▶ Stored data entries

☆ ☆ ☆ ☆ ☆

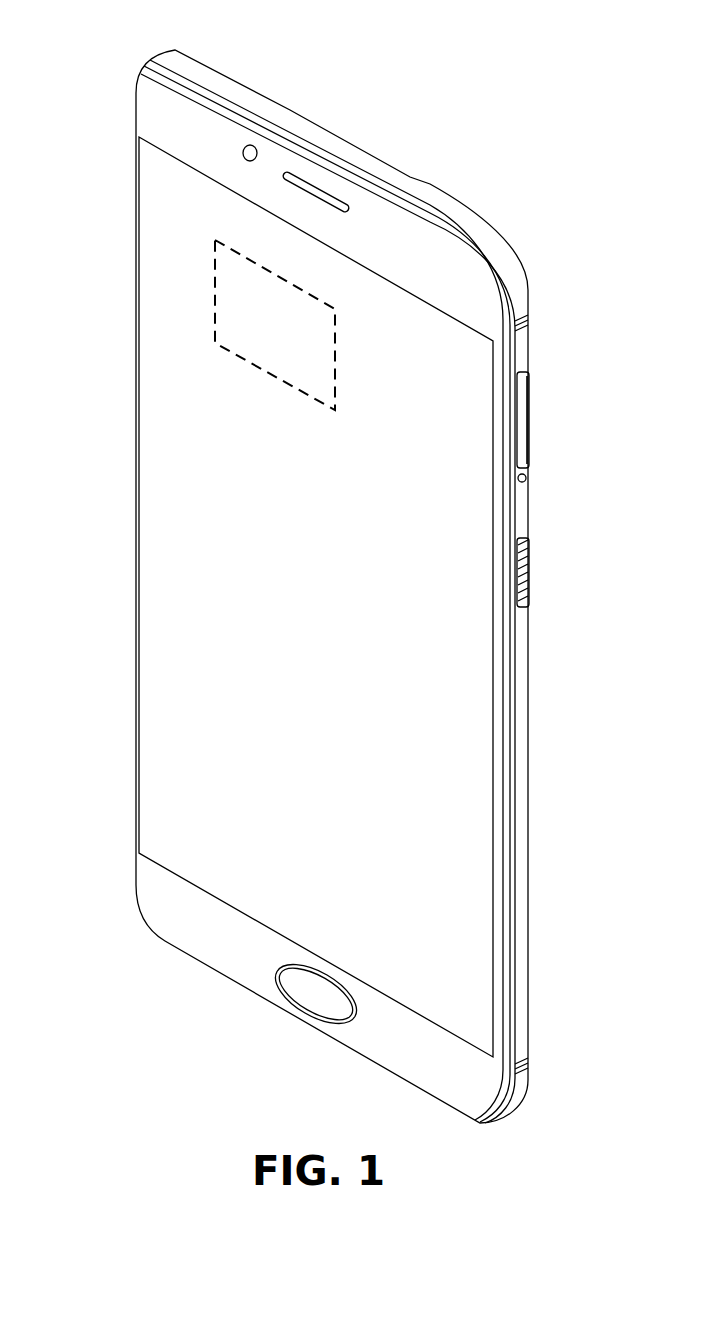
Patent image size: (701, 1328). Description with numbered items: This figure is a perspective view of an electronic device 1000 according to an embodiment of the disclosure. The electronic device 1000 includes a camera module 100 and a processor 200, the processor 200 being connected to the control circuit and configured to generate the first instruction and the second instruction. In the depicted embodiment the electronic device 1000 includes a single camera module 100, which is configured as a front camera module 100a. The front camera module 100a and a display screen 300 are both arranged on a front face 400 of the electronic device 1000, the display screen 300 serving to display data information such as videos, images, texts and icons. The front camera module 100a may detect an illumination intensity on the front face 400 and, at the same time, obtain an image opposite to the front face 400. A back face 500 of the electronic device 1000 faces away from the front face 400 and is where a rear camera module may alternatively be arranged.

The camera module 100 is at (350, 56).
The front camera module 100a is at (246, 144).
The processor 200 is at (215, 298).
The display screen 300 is at (163, 411).
The front face 400 is at (146, 727).
The back face 500 is at (540, 789).
The electronic device 1000 is at (98, 565).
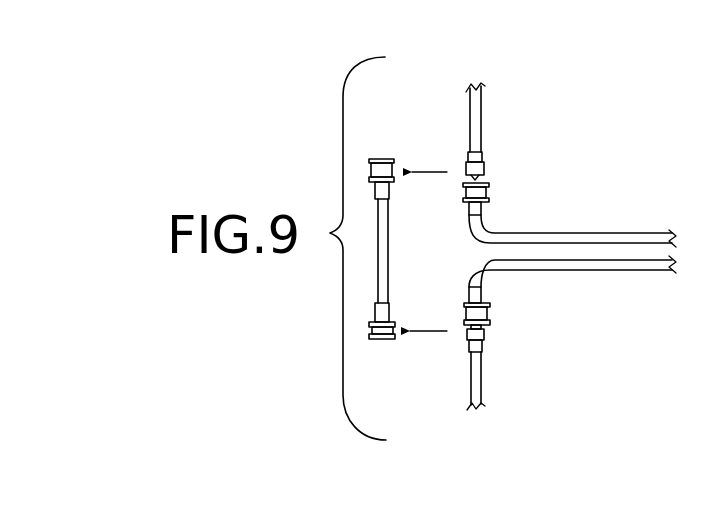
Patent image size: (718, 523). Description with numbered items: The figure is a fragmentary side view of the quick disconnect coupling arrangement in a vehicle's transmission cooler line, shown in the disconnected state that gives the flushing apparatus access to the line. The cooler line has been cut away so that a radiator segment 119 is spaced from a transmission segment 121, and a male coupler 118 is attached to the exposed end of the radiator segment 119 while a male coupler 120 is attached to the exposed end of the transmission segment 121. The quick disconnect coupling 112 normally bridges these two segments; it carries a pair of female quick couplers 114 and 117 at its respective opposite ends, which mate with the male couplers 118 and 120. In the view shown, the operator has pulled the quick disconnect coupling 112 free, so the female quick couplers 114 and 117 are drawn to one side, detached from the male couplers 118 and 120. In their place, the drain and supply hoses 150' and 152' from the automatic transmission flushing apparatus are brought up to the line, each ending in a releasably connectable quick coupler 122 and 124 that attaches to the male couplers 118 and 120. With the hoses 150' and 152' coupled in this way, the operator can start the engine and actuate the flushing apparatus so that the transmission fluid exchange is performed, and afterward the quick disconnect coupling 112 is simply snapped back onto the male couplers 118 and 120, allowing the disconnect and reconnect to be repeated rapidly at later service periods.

The quick disconnect coupling 112 is at (391, 254).
The female quick coupler 114 is at (394, 159).
The female quick coupler 117 is at (392, 339).
The male coupler 118 is at (484, 168).
The radiator segment 119 is at (482, 104).
The male coupler 120 is at (485, 337).
The transmission segment 121 is at (483, 388).
The quick coupler 122 is at (489, 190).
The quick coupler 124 is at (489, 311).
The hose 150' is at (572, 223).
The hose 152' is at (572, 284).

☆ ☆ ☆ ☆ ☆

▶ Instructions for the task
Recast every line of the stored data entries above as a Markdown table with the columns "Row" and "Text", numbering the rows in order and omitting blank lines. Leave the pictures out of the table.

▶ Solution to this task
| Row | Text |
|---|---|
| 1 | Patent image size: (701, 1328). Description with numbered items: This figure is a perspective view of an electronic device 1000 according to an embodiment of the disclosure. The electronic device 1000 includes a camera module 100 and a processor 200, the processor 200 being connected to the control circuit and configured to generate the first instruction and the second instruction. In the depicted embodiment the electronic device 1000 includes a single camera module 100, which is configured as a front camera module 100a. The front camera module 100a and a display screen 300 are both arranged on a front face 400 of the electronic device 1000, the display screen 300 serving to display data information such as videos, images, texts and icons. The front camera module 100a may detect an illumination intensity on the front face 400 and, at the same time, obtain an image opposite to the front face 400. A back face 500 of the electronic device 1000 faces away from the front face 400 and is where a rear camera module may alternatively be arranged. |
| 2 | The camera module 100 is at (350, 56). |
| 3 | The front camera module 100a is at (246, 144). |
| 4 | The processor 200 is at (215, 298). |
| 5 | The display screen 300 is at (163, 411). |
| 6 | The front face 400 is at (146, 727). |
| 7 | The back face 500 is at (540, 789). |
| 8 | The electronic device 1000 is at (98, 565). |
| 9 | Patent image size: (718, 523). Description with numbered items: The figure is a fragmentary side view of the quick disconnect coupling arrangement in a vehicle's transmission cooler line, shown in the disconnected state that gives the flushing apparatus access to the line. The cooler line has been cut away so that a radiator segment 119 is spaced from a transmission segment 121, and a male coupler 118 is attached to the exposed end of the radiator segment 119 while a male coupler 120 is attached to the exposed end of the transmission segment 121. The quick disconnect coupling 112 normally bridges these two segments; it carries a pair of female quick couplers 114 and 117 at its respective opposite ends, which mate with the male couplers 118 and 120. In the view shown, the operator has pulled the quick disconnect coupling 112 free, so the female quick couplers 114 and 117 are drawn to one side, detached from the male couplers 118 and 120. In their place, the drain and supply hoses 150' and 152' from the automatic transmission flushing apparatus are brought up to the line, each ending in a releasably connectable quick coupler 122 and 124 that attaches to the male couplers 118 and 120. With the hoses 150' and 152' coupled in this way, the operator can start the engine and actuate the flushing apparatus so that the transmission fluid exchange is performed, and afterward the quick disconnect coupling 112 is simply snapped back onto the male couplers 118 and 120, allowing the disconnect and reconnect to be repeated rapidly at later service periods. |
| 10 | The quick disconnect coupling 112 is at (391, 254). |
| 11 | The female quick coupler 114 is at (394, 159). |
| 12 | The female quick coupler 117 is at (392, 339). |
| 13 | The male coupler 118 is at (484, 168). |
| 14 | The radiator segment 119 is at (482, 104). |
| 15 | The male coupler 120 is at (485, 337). |
| 16 | The transmission segment 121 is at (483, 388). |
| 17 | The quick coupler 122 is at (489, 190). |
| 18 | The quick coupler 124 is at (489, 311). |
| 19 | The hose 150' is at (572, 223). |
| 20 | The hose 152' is at (572, 284). |